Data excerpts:
* * *

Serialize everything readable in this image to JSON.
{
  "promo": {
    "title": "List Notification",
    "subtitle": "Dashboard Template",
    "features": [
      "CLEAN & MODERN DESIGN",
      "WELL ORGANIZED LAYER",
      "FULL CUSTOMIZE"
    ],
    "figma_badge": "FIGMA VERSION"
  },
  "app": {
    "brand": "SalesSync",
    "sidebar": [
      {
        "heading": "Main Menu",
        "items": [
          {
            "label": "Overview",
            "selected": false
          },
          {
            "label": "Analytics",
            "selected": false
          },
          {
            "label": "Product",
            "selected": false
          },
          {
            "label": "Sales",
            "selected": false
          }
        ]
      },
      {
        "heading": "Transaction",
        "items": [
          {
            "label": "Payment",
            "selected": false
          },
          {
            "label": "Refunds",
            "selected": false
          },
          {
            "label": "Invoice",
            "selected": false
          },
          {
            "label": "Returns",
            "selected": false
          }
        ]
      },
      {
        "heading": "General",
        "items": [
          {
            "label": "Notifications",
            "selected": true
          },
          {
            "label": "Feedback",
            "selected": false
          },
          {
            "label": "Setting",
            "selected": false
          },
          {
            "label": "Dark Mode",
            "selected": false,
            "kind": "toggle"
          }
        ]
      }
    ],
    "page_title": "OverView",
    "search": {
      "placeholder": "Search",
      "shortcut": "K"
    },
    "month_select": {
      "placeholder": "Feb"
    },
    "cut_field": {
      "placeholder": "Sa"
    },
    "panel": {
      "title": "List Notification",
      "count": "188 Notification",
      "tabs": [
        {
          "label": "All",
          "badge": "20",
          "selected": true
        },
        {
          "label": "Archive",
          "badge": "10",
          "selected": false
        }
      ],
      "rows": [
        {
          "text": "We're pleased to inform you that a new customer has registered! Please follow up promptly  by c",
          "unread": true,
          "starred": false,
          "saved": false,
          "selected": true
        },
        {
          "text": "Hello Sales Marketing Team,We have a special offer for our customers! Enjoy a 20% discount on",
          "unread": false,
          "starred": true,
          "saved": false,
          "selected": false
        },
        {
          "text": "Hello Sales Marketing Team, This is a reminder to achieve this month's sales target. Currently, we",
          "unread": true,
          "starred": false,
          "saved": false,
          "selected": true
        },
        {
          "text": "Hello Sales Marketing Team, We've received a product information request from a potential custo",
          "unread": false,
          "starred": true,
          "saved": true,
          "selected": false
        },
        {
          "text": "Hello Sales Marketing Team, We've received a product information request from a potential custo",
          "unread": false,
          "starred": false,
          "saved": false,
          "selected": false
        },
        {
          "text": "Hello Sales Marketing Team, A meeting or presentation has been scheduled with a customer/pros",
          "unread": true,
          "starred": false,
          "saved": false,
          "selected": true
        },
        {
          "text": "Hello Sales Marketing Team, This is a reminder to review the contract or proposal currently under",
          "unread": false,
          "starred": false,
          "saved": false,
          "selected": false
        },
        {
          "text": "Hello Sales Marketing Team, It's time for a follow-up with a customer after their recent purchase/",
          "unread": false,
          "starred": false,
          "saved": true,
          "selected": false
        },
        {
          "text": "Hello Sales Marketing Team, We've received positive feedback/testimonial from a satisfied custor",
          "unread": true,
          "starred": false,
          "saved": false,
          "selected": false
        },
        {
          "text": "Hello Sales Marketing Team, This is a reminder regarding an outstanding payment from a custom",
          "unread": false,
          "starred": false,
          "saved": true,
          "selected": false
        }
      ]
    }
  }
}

* * *

- GIVEN INSTRUCTION -
Look through the data above. Copy every line with the string "follow" in it.

- TASK RESPONSE -
          "text": "We're pleased to inform you that a new customer has registered! Please follow up promptly  by c",
          "text": "Hello Sales Marketing Team, It's time for a follow-up with a customer after their recent purchase/",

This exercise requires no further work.